GIVEN INSTRUCTION: Rewrite the rows below with "KÜCHE" changed to "KITCHEN" and everything else left as it is. Leave out the pictures.

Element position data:

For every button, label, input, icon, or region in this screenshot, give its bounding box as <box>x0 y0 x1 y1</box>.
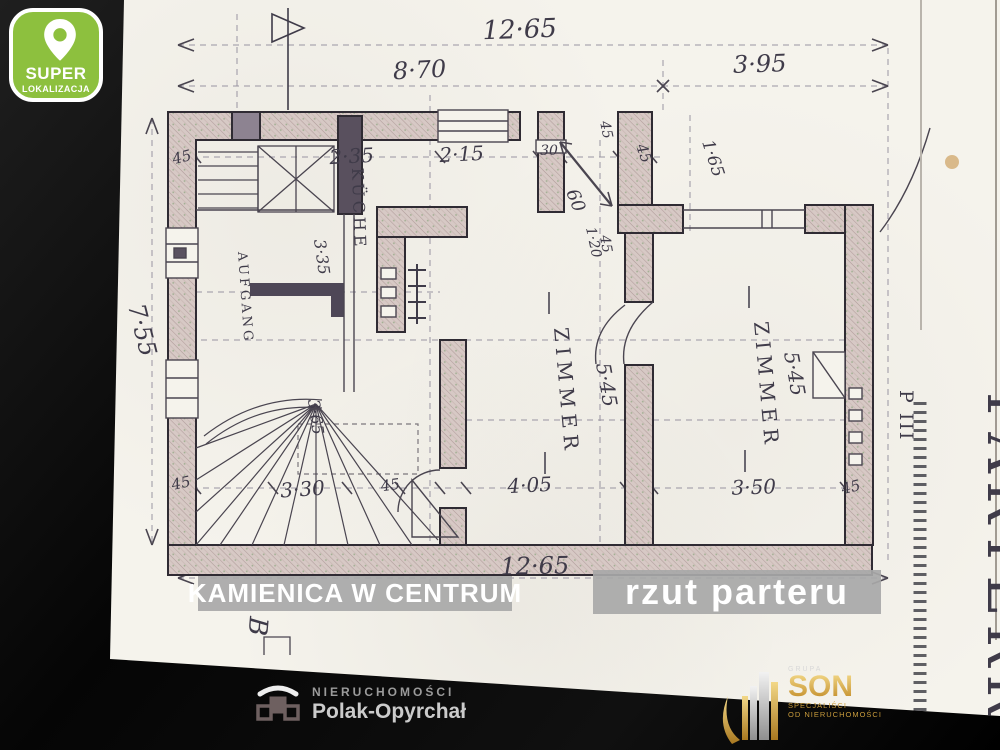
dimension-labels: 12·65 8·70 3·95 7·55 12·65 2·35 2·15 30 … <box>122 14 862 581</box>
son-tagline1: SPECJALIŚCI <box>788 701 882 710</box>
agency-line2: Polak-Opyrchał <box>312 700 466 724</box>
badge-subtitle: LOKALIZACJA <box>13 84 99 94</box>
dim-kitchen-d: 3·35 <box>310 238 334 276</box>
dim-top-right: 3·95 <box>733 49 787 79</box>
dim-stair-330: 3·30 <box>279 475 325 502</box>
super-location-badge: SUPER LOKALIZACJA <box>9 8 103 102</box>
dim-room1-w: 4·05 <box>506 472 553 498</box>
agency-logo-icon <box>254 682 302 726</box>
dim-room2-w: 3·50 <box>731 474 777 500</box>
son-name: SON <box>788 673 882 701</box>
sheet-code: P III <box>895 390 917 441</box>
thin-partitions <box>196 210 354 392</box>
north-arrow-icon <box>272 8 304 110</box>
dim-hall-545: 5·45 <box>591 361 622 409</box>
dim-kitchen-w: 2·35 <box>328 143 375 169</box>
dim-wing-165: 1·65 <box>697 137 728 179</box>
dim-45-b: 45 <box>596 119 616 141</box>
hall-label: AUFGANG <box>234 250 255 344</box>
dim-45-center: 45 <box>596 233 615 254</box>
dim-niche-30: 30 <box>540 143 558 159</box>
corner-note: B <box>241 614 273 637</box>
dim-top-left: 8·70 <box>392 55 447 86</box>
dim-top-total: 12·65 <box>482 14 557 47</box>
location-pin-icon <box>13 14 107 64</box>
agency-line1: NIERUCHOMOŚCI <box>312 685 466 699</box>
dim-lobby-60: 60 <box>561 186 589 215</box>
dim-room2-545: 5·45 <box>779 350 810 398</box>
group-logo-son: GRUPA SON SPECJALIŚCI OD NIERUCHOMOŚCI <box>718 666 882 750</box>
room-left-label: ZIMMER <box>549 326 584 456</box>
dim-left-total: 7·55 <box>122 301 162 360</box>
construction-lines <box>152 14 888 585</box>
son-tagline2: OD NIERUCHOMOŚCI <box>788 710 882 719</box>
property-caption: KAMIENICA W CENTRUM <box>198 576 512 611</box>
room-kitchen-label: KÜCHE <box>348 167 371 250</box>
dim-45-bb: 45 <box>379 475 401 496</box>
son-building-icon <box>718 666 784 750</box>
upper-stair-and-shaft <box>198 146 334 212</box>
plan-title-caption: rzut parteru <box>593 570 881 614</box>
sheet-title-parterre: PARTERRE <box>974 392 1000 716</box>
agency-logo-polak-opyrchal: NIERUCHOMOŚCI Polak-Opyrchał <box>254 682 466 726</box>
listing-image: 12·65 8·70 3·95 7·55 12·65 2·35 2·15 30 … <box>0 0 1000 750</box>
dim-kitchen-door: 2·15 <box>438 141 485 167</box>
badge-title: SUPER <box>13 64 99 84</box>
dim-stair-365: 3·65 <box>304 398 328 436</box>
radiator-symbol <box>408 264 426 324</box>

SOLUTION FOR THIS PROBLEM:
For every button, label, input, icon, or region in this screenshot, give its bounding box as <box>x0 y0 x1 y1</box>.
dimension-labels: 12·65 8·70 3·95 7·55 12·65 2·35 2·15 30 … <box>122 14 862 581</box>
son-tagline1: SPECJALIŚCI <box>788 701 882 710</box>
agency-line2: Polak-Opyrchał <box>312 700 466 724</box>
badge-subtitle: LOKALIZACJA <box>13 84 99 94</box>
dim-kitchen-d: 3·35 <box>310 238 334 276</box>
dim-top-right: 3·95 <box>733 49 787 79</box>
dim-stair-330: 3·30 <box>279 475 325 502</box>
super-location-badge: SUPER LOKALIZACJA <box>9 8 103 102</box>
dim-room1-w: 4·05 <box>506 472 553 498</box>
agency-logo-icon <box>254 682 302 726</box>
dim-room2-w: 3·50 <box>731 474 777 500</box>
son-name: SON <box>788 673 882 701</box>
sheet-code: P III <box>895 390 917 441</box>
thin-partitions <box>196 210 354 392</box>
north-arrow-icon <box>272 8 304 110</box>
dim-hall-545: 5·45 <box>591 361 622 409</box>
dim-kitchen-w: 2·35 <box>328 143 375 169</box>
dim-wing-165: 1·65 <box>697 137 728 179</box>
dim-45-b: 45 <box>596 119 616 141</box>
hall-label: AUFGANG <box>234 250 255 344</box>
dim-45-center: 45 <box>596 233 615 254</box>
dim-niche-30: 30 <box>540 143 558 159</box>
corner-note: B <box>241 614 273 637</box>
dim-top-left: 8·70 <box>392 55 447 86</box>
dim-top-total: 12·65 <box>482 14 557 47</box>
location-pin-icon <box>13 14 107 64</box>
agency-line1: NIERUCHOMOŚCI <box>312 685 466 699</box>
dim-lobby-60: 60 <box>561 186 589 215</box>
dim-room2-545: 5·45 <box>779 350 810 398</box>
group-logo-son: GRUPA SON SPECJALIŚCI OD NIERUCHOMOŚCI <box>718 666 882 750</box>
room-left-label: ZIMMER <box>549 326 584 456</box>
dim-left-total: 7·55 <box>122 301 162 360</box>
construction-lines <box>152 14 888 585</box>
son-tagline2: OD NIERUCHOMOŚCI <box>788 710 882 719</box>
property-caption: KAMIENICA W CENTRUM <box>198 576 512 611</box>
room-kitchen-label: KITCHEN <box>348 167 371 250</box>
dim-45-bb: 45 <box>379 475 401 496</box>
son-building-icon <box>718 666 784 750</box>
upper-stair-and-shaft <box>198 146 334 212</box>
plan-title-caption: rzut parteru <box>593 570 881 614</box>
sheet-title-parterre: PARTERRE <box>974 392 1000 716</box>
agency-logo-polak-opyrchal: NIERUCHOMOŚCI Polak-Opyrchał <box>254 682 466 726</box>
listing-image: 12·65 8·70 3·95 7·55 12·65 2·35 2·15 30 … <box>0 0 1000 750</box>
dim-kitchen-door: 2·15 <box>438 141 485 167</box>
badge-title: SUPER <box>13 64 99 84</box>
dim-stair-365: 3·65 <box>304 398 328 436</box>
radiator-symbol <box>408 264 426 324</box>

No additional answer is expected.